(Task requirements) Omit the pictures from the entries below and retype everything else exactly.
::: Dataset records :::
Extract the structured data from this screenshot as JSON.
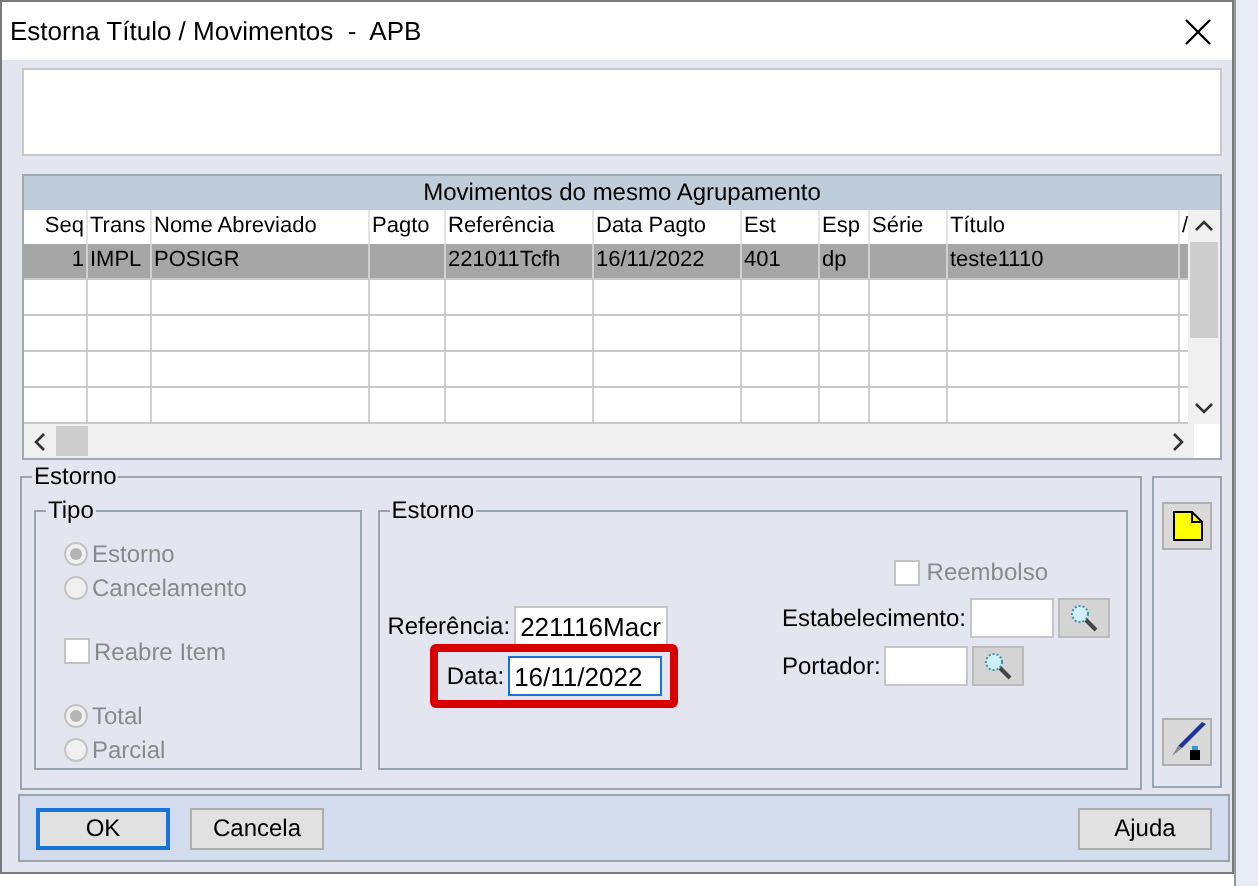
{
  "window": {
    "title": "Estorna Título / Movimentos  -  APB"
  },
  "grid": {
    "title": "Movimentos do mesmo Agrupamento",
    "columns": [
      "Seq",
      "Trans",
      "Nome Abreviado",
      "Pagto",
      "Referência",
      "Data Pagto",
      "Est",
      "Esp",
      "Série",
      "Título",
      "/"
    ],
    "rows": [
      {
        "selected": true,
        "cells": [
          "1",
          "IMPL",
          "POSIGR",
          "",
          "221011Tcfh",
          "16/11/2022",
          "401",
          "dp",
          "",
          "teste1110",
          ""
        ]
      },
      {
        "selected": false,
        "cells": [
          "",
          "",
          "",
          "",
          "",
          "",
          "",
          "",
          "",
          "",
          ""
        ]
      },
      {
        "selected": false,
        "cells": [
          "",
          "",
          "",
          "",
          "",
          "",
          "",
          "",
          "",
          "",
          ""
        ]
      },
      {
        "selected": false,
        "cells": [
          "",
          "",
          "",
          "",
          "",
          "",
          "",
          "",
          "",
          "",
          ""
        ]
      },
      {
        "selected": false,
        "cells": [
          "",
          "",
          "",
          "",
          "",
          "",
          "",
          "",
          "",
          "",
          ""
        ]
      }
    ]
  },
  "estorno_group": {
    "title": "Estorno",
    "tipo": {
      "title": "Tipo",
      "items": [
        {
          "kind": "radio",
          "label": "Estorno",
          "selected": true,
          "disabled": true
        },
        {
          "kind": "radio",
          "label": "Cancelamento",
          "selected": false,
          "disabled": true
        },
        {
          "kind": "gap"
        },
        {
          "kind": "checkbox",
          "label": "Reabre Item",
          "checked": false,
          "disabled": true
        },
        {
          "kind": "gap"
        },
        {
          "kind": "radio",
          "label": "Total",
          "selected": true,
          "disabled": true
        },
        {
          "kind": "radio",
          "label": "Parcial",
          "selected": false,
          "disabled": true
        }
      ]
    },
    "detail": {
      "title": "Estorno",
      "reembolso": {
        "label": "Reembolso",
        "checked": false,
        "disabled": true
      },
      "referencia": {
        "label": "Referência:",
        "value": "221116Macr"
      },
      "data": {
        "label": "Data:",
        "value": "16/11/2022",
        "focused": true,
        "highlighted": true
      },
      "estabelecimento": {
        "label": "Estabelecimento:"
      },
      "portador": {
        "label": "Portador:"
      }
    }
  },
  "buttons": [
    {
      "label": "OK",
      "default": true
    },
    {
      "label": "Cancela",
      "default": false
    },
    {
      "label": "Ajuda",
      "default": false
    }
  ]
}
:::
(Output)
Extract the structured data from this screenshot as JSON.
{
  "window": {
    "title": "Estorna Título / Movimentos  -  APB"
  },
  "grid": {
    "title": "Movimentos do mesmo Agrupamento",
    "columns": [
      "Seq",
      "Trans",
      "Nome Abreviado",
      "Pagto",
      "Referência",
      "Data Pagto",
      "Est",
      "Esp",
      "Série",
      "Título",
      "/"
    ],
    "rows": [
      {
        "selected": true,
        "cells": [
          "1",
          "IMPL",
          "POSIGR",
          "",
          "221011Tcfh",
          "16/11/2022",
          "401",
          "dp",
          "",
          "teste1110",
          ""
        ]
      },
      {
        "selected": false,
        "cells": [
          "",
          "",
          "",
          "",
          "",
          "",
          "",
          "",
          "",
          "",
          ""
        ]
      },
      {
        "selected": false,
        "cells": [
          "",
          "",
          "",
          "",
          "",
          "",
          "",
          "",
          "",
          "",
          ""
        ]
      },
      {
        "selected": false,
        "cells": [
          "",
          "",
          "",
          "",
          "",
          "",
          "",
          "",
          "",
          "",
          ""
        ]
      },
      {
        "selected": false,
        "cells": [
          "",
          "",
          "",
          "",
          "",
          "",
          "",
          "",
          "",
          "",
          ""
        ]
      }
    ]
  },
  "estorno_group": {
    "title": "Estorno",
    "tipo": {
      "title": "Tipo",
      "items": [
        {
          "kind": "radio",
          "label": "Estorno",
          "selected": true,
          "disabled": true
        },
        {
          "kind": "radio",
          "label": "Cancelamento",
          "selected": false,
          "disabled": true
        },
        {
          "kind": "gap"
        },
        {
          "kind": "checkbox",
          "label": "Reabre Item",
          "checked": false,
          "disabled": true
        },
        {
          "kind": "gap"
        },
        {
          "kind": "radio",
          "label": "Total",
          "selected": true,
          "disabled": true
        },
        {
          "kind": "radio",
          "label": "Parcial",
          "selected": false,
          "disabled": true
        }
      ]
    },
    "detail": {
      "title": "Estorno",
      "reembolso": {
        "label": "Reembolso",
        "checked": false,
        "disabled": true
      },
      "referencia": {
        "label": "Referência:",
        "value": "221116Macr"
      },
      "data": {
        "label": "Data:",
        "value": "16/11/2022",
        "focused": true,
        "highlighted": true
      },
      "estabelecimento": {
        "label": "Estabelecimento:"
      },
      "portador": {
        "label": "Portador:"
      }
    }
  },
  "buttons": [
    {
      "label": "OK",
      "default": true
    },
    {
      "label": "Cancela",
      "default": false
    },
    {
      "label": "Ajuda",
      "default": false
    }
  ]
}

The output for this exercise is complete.